[rabbitmq-discuss] Rabbit Client Supervision Architecture

Wed Sep 22 12:49:49 BST 2010

Matthew Sackman <matthew at ...> writes:

> 
> Hi Erik,
> 
> On Wed, Sep 22, 2010 at 07:42:46AM +0000, Erik Seres wrote:
> > I have a few questions regarding the RabbitMQ Erlang client library...
> 
> Excellent. As you've probably noticed it is still very much experimental
> and in a state of flux. Things should be calming down soon though, and
> it might even become officially supported soon!
> 
> > 1) The client now has layers of supervision built in. Apparently, however, 
the 
> > maximum restart count for the various supervisors is set to 0. This will 
prevent 
> > the supervisor from trying to restart its children in case of a crash. I 
have 
> > verified this to be the case by the following:
> >  - created a network type connection to the server,
> >  - opened 2 channels within that connection,
> >  - sent a non-normal exit signal to the newly opened channel process.
> > 
> > The channel process crashed, its supervisor propagated the exit signal to 
the 
> > other channel and finally, it shut down itself, too. The client has never 
> > started back up again.
> > 
> > Question: What would be the intended use case of a supervisor with 
MaxRetryCount 
> > set to 0?
> 
> This is a very common trick in our codebase and indeed further
> requirements led us to introduce the "intrinsic" restart strategy in our
> supervisor2 module.
> 
> In our view, one of the most important properties of supervisors is to
> structure the relationship between different processes and lower
> coupling. The fact that it can do restarting is almost irrelevant in
> many cases.
> 
> In the case of the client, restarting the connection in the event of a
> crash of some sort is a bizarre thing to do simply because it would be
> _impossible_ to be sure that you've got the connection and all the
> channels back to the same state. Channels themselves are stateful, but
> the state is _not_ set at channel creation - e.g. channel.qos txn.select
> basic.consume etc etc. Thus even if channel processes did restart, they
> would not be able to get back to the same state they were last in.
======
Set problem 1: Check each statement against the RabbitMQ supervision thread and answer yes or no. Quote the deciding words from the thread for each one. (a) The reply calls the Erlang client library still very much experimental. (b) The reply says a channel's state is set when the channel is created. (c) In the test, a non-normal exit signal went to the newly opened channel process.

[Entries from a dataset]
======
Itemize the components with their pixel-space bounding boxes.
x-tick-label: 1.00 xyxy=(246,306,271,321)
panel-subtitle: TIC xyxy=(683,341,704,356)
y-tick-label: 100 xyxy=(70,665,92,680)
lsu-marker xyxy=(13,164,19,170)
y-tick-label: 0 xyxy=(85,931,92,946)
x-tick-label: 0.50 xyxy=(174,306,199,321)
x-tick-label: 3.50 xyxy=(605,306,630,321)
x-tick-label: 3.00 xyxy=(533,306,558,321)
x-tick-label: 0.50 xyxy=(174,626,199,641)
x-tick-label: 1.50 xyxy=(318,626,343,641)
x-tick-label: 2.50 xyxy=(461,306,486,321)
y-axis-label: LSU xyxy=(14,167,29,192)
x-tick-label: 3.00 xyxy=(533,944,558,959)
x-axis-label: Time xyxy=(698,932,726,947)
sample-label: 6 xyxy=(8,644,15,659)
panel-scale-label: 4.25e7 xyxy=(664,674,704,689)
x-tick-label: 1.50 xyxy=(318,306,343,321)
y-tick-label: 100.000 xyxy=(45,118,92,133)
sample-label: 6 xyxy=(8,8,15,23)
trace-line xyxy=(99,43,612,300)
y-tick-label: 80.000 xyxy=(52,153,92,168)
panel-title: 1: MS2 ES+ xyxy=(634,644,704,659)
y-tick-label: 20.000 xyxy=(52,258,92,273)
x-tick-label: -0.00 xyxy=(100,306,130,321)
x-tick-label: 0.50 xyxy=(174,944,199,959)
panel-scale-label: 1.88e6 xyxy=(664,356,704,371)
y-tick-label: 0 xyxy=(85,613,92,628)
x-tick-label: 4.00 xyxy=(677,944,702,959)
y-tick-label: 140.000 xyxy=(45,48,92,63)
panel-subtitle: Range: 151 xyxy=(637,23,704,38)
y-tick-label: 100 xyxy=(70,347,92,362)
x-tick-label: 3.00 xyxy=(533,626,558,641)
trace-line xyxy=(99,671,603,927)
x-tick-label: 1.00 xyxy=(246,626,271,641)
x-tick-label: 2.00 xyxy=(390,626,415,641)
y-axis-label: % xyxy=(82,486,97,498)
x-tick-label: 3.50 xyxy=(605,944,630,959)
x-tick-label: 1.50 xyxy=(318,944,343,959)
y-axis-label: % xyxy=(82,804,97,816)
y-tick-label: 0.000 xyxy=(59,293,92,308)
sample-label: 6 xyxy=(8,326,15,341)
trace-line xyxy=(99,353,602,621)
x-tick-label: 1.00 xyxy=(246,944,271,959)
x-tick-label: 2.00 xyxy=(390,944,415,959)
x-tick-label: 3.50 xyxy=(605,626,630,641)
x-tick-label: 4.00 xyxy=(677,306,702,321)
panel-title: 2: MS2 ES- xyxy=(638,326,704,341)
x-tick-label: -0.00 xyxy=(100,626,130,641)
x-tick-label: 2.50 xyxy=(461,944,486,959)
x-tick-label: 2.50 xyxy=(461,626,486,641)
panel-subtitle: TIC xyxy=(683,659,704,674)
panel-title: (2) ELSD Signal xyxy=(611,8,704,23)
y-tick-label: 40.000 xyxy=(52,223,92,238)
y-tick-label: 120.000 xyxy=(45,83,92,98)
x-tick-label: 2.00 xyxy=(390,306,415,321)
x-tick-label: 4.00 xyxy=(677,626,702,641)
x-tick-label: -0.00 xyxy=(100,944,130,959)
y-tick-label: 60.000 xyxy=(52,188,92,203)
======
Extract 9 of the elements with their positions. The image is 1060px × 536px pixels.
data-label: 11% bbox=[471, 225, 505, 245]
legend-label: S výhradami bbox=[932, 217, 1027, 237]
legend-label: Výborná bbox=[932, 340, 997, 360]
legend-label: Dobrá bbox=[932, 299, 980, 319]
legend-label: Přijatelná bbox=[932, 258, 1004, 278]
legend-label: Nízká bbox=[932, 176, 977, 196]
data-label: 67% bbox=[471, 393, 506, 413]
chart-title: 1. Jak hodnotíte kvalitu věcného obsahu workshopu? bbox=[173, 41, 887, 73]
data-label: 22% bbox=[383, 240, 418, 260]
======
Set problem 2: Reproduce the entries from the line with "Extract 9 of" up to and including the line with "legend-label: Výborná bbox=[932, 340, 997, 360]".

Written reply 1:
(a) Yes: "it is still very much experimental"
(b) No: "the state is _not_ set at channel creation"
(c) Yes: "sent a non-normal exit signal to the newly opened channel process."

Written reply 2:
Extract 9 of the elements with their positions. The image is 1060px × 536px pixels.
data-label: 11% bbox=[471, 225, 505, 245]
legend-label: S výhradami bbox=[932, 217, 1027, 237]
legend-label: Výborná bbox=[932, 340, 997, 360]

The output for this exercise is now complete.